_Task to carry out_. Reproduce the entries below word for word, from their first line through the line containing "- rep-input[interactable]: [445, 628, 625, 648]", with both of those lines included.

_Dataset records_.
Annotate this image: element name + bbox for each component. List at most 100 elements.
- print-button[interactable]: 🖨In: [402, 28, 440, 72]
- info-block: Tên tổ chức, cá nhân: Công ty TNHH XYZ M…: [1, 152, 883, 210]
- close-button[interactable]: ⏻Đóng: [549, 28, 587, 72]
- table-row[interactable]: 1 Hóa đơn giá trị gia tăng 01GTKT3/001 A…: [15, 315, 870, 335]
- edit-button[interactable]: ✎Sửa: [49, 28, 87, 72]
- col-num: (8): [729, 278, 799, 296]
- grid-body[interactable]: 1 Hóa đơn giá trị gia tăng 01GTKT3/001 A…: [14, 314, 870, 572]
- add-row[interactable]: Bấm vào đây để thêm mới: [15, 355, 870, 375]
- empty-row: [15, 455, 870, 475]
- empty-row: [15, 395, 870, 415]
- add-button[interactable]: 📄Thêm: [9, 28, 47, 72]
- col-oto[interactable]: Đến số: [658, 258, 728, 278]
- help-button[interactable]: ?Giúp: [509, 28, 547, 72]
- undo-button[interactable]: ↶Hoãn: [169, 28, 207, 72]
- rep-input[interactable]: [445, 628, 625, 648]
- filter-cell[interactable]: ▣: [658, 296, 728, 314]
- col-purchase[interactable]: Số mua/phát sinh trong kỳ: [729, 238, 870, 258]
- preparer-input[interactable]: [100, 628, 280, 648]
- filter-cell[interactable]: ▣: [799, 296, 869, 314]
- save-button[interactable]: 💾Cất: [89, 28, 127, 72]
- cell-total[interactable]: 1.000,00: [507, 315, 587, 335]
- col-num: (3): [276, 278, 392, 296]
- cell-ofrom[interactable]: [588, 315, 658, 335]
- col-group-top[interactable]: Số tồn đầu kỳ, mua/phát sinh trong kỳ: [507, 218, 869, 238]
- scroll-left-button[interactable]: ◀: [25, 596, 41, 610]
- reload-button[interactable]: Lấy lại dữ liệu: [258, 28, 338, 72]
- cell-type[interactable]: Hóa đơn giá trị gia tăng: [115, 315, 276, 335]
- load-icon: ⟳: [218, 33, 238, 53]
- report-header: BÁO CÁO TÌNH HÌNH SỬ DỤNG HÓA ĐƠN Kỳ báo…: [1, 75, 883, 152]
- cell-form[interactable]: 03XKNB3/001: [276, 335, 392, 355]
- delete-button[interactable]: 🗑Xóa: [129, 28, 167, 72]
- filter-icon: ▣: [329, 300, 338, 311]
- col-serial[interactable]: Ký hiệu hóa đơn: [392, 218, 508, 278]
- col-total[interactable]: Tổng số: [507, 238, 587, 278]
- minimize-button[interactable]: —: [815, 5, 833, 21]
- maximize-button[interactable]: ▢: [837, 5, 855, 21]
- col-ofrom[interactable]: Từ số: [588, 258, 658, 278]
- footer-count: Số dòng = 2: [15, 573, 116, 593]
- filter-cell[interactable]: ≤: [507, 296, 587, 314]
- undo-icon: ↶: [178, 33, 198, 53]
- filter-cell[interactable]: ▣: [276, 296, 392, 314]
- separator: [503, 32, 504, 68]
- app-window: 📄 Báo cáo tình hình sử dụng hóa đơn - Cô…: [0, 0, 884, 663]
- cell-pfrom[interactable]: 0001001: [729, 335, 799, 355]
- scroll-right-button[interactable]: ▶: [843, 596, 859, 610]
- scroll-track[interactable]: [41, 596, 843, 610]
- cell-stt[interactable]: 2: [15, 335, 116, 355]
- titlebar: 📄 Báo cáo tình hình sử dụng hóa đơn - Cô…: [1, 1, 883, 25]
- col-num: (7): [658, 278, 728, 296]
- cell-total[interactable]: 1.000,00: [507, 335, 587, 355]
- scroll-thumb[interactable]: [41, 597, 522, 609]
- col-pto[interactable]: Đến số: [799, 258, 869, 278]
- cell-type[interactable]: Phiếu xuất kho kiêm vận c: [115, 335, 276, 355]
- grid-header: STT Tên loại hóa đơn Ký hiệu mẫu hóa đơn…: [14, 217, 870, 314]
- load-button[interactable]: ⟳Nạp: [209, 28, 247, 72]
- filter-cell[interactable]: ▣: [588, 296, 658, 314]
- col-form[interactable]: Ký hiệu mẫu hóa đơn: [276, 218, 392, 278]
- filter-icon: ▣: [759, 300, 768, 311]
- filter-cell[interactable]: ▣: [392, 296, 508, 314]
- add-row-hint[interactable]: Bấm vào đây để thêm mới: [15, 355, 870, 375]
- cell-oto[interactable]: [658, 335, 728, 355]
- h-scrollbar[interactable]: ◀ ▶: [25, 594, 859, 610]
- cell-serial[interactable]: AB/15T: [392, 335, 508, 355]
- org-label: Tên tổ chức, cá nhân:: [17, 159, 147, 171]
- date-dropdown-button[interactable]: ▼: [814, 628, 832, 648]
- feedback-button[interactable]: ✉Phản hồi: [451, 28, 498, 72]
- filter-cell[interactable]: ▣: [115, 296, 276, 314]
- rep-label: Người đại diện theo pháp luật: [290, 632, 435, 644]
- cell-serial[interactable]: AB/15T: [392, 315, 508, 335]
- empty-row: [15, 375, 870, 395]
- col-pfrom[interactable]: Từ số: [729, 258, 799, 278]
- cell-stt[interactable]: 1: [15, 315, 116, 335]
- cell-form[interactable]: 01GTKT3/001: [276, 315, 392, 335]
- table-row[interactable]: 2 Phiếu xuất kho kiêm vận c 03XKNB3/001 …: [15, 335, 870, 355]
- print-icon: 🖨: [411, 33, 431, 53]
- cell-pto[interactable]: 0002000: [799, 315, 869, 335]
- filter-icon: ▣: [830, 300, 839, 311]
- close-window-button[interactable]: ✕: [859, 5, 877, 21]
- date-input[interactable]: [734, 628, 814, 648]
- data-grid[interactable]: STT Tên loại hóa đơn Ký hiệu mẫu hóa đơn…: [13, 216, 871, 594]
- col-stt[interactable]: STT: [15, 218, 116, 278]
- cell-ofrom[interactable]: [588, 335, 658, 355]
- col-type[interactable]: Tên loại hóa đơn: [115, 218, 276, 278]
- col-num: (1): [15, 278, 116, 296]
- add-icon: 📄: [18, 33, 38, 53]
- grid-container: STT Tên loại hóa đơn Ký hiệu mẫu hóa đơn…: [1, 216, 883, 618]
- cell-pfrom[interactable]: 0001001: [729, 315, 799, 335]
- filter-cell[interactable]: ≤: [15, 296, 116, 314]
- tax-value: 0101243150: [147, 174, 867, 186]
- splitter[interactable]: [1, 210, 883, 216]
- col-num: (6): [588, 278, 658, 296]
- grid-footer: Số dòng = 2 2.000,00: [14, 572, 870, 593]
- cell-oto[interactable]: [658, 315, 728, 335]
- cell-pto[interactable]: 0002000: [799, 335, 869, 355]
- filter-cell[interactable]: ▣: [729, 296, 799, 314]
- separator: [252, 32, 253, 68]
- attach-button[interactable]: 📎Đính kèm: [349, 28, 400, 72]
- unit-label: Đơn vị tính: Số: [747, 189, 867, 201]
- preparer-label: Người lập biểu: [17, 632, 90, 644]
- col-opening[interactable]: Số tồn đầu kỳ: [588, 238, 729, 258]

_Worked answer_.
Annotate this image: element name + bbox for each component. List at most 100 elements.
- print-button[interactable]: 🖨In: [402, 28, 440, 72]
- info-block: Tên tổ chức, cá nhân: Công ty TNHH XYZ M…: [1, 152, 883, 210]
- close-button[interactable]: ⏻Đóng: [549, 28, 587, 72]
- table-row[interactable]: 1 Hóa đơn giá trị gia tăng 01GTKT3/001 A…: [15, 315, 870, 335]
- edit-button[interactable]: ✎Sửa: [49, 28, 87, 72]
- col-num: (8): [729, 278, 799, 296]
- grid-body[interactable]: 1 Hóa đơn giá trị gia tăng 01GTKT3/001 A…: [14, 314, 870, 572]
- add-row[interactable]: Bấm vào đây để thêm mới: [15, 355, 870, 375]
- empty-row: [15, 455, 870, 475]
- empty-row: [15, 395, 870, 415]
- add-button[interactable]: 📄Thêm: [9, 28, 47, 72]
- col-oto[interactable]: Đến số: [658, 258, 728, 278]
- help-button[interactable]: ?Giúp: [509, 28, 547, 72]
- undo-button[interactable]: ↶Hoãn: [169, 28, 207, 72]
- rep-input[interactable]: [445, 628, 625, 648]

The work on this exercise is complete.